• _TEXTE CITÉ_:
※ ※ ※

De plus, il y a entre le portrait d’Adoniyah et celui d’Absalom bien des traits communs qui militeraient en faveur de l’unité de 1 R 1-2 avec le reste du récit de succession. Adoniyah et Absalom sont d’une beauté sans égale (2 S 14,25-26, 1 R 1,7) ; les deux nourrissent des prétentions au trône, se procurent des chars et s’entourent de « cinquante hommes qui courent devant eux » (2 S 15,1, 1 R 1,5) ; ils organisent chacun un festin, l’un pour y assassiner son demi-frère Amnon (2 S 13,23-29), l’autre pour se faire couronner au détriment de son demi-frère Salomon (1 R 1,8-9) – dans les deux cas il est question d’un complot qui met en évidence des tentatives malheureuses et infructueuses pour éliminer d’éventuels concurrents et les deux personnages offrent des sacrifices (réels ou feints) avec leurs alliés (2 S 15,7-12, 1 R 1,8-9).

※ ※ ※

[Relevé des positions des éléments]
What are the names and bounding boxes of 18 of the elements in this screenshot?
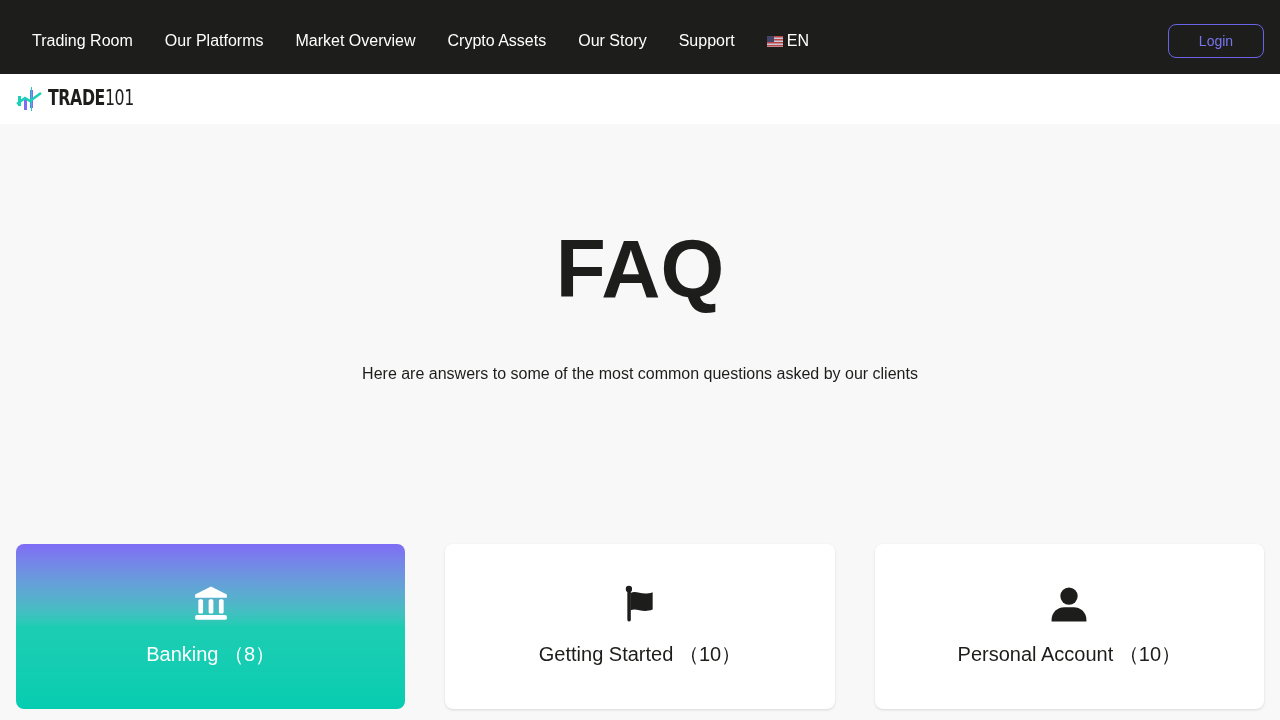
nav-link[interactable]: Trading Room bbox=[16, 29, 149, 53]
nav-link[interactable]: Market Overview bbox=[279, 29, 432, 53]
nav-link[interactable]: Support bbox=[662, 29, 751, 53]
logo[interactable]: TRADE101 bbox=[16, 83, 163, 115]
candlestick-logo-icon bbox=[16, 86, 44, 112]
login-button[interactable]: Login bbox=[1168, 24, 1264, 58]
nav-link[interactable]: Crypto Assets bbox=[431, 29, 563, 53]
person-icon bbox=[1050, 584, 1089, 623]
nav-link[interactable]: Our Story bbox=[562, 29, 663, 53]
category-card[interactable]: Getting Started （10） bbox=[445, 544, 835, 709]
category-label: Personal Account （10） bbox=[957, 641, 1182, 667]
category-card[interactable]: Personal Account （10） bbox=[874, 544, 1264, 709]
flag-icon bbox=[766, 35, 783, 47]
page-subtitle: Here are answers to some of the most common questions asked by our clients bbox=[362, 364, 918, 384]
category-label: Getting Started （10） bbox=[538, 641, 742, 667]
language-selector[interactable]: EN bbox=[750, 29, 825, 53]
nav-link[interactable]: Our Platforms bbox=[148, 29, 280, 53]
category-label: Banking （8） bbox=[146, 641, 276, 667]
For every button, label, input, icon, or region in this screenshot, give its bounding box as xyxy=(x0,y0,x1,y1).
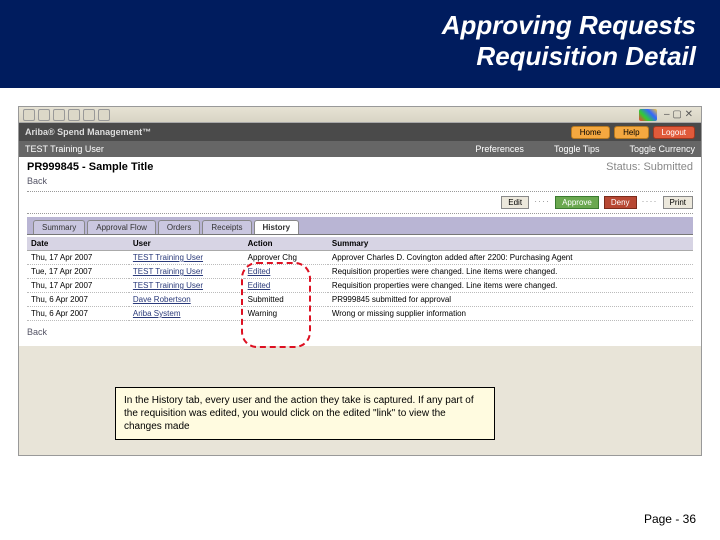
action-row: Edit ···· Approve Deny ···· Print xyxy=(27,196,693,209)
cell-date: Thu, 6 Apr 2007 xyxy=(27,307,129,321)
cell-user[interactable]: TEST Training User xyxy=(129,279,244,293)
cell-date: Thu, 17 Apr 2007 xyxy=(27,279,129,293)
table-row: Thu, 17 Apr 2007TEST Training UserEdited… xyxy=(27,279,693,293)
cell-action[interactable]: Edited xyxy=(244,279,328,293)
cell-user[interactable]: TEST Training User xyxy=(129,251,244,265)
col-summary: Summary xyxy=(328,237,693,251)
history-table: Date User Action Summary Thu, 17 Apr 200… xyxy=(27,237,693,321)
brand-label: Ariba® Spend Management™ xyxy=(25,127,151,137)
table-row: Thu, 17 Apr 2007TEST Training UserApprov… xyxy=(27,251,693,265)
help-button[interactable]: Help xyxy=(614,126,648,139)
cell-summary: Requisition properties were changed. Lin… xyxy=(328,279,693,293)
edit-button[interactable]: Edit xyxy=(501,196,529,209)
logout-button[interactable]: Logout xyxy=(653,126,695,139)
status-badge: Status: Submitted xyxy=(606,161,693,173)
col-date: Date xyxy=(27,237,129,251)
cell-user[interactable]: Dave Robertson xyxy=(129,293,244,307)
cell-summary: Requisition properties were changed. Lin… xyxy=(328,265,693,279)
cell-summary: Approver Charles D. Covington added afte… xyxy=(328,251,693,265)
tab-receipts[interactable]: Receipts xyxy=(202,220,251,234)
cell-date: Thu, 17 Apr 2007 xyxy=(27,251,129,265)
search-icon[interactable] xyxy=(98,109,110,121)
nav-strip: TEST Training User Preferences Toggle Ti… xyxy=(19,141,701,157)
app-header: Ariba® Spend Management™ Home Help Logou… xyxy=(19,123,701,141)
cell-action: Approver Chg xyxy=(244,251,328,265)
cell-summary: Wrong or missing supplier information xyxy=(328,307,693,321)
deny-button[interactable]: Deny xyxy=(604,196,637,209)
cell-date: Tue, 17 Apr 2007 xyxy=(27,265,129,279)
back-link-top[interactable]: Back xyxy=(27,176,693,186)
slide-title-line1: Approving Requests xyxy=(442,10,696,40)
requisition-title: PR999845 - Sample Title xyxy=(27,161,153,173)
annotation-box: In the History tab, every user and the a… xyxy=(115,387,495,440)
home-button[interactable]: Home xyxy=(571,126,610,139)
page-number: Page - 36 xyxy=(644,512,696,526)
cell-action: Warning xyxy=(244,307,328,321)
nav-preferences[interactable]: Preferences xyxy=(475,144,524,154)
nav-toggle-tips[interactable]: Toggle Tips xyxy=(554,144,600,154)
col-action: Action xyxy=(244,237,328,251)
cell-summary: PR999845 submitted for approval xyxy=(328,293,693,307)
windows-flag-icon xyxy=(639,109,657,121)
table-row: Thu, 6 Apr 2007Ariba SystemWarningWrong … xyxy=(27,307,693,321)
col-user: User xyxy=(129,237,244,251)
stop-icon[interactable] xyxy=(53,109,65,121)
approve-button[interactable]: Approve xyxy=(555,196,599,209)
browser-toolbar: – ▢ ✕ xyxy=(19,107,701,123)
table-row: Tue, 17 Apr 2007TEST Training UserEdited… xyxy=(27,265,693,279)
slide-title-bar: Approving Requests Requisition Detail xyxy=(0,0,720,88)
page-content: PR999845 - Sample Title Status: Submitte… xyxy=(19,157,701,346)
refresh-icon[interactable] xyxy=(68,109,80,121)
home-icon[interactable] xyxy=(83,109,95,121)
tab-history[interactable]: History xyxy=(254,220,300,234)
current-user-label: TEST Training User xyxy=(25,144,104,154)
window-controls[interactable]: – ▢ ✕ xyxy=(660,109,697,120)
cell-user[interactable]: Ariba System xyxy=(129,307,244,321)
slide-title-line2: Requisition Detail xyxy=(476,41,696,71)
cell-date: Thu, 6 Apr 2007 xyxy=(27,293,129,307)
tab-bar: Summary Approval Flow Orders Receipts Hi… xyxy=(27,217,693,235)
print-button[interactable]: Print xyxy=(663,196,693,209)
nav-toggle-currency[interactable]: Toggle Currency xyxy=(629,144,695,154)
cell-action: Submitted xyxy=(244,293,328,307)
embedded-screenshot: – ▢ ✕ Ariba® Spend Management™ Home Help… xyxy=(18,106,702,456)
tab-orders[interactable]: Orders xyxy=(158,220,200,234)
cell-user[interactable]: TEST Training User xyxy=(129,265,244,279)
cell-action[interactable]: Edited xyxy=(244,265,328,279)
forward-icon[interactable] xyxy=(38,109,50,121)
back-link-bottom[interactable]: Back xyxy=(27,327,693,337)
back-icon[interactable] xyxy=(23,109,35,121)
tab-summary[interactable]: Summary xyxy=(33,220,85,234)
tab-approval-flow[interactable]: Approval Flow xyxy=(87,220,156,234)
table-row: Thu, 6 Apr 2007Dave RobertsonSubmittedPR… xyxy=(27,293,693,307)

※ ※ ※

• _TRAVAIL À FAIRE_:
A - D'après le texte cité, combien d'hommes courent devant Adoniyah et Absalom ?
B - Dans la liste, reprends les lignes à partir de celle qui contient « nav-link[interactable]: Trading Room » jusqu'à celle qui contient « For every button, label, input, icon, or », incluses, en substituant « page-description » à « page-subtitle » sans rien modifier d'autre.

• _RÉPONSES PAR TÂCHE_:
A - Cinquante hommes.

B -
nav-link[interactable]: Trading Room bbox=[16, 29, 149, 53]
nav-link[interactable]: Market Overview bbox=[279, 29, 432, 53]
nav-link[interactable]: Support bbox=[662, 29, 751, 53]
logo[interactable]: TRADE101 bbox=[16, 83, 163, 115]
candlestick-logo-icon bbox=[16, 86, 44, 112]
login-button[interactable]: Login bbox=[1168, 24, 1264, 58]
nav-link[interactable]: Crypto Assets bbox=[431, 29, 563, 53]
person-icon bbox=[1050, 584, 1089, 623]
nav-link[interactable]: Our Story bbox=[562, 29, 663, 53]
category-card[interactable]: Getting Started （10） bbox=[445, 544, 835, 709]
category-label: Personal Account （10） bbox=[957, 641, 1182, 667]
category-card[interactable]: Personal Account （10） bbox=[874, 544, 1264, 709]
flag-icon bbox=[766, 35, 783, 47]
page-description: Here are answers to some of the most common questions asked by our clients bbox=[362, 364, 918, 384]
category-label: Getting Started （10） bbox=[538, 641, 742, 667]
language-selector[interactable]: EN bbox=[750, 29, 825, 53]
nav-link[interactable]: Our Platforms bbox=[148, 29, 280, 53]
category-label: Banking （8） bbox=[146, 641, 276, 667]
For every button, label, input, icon, or region in this screenshot, give its bounding box as xyxy=(x0,y0,x1,y1).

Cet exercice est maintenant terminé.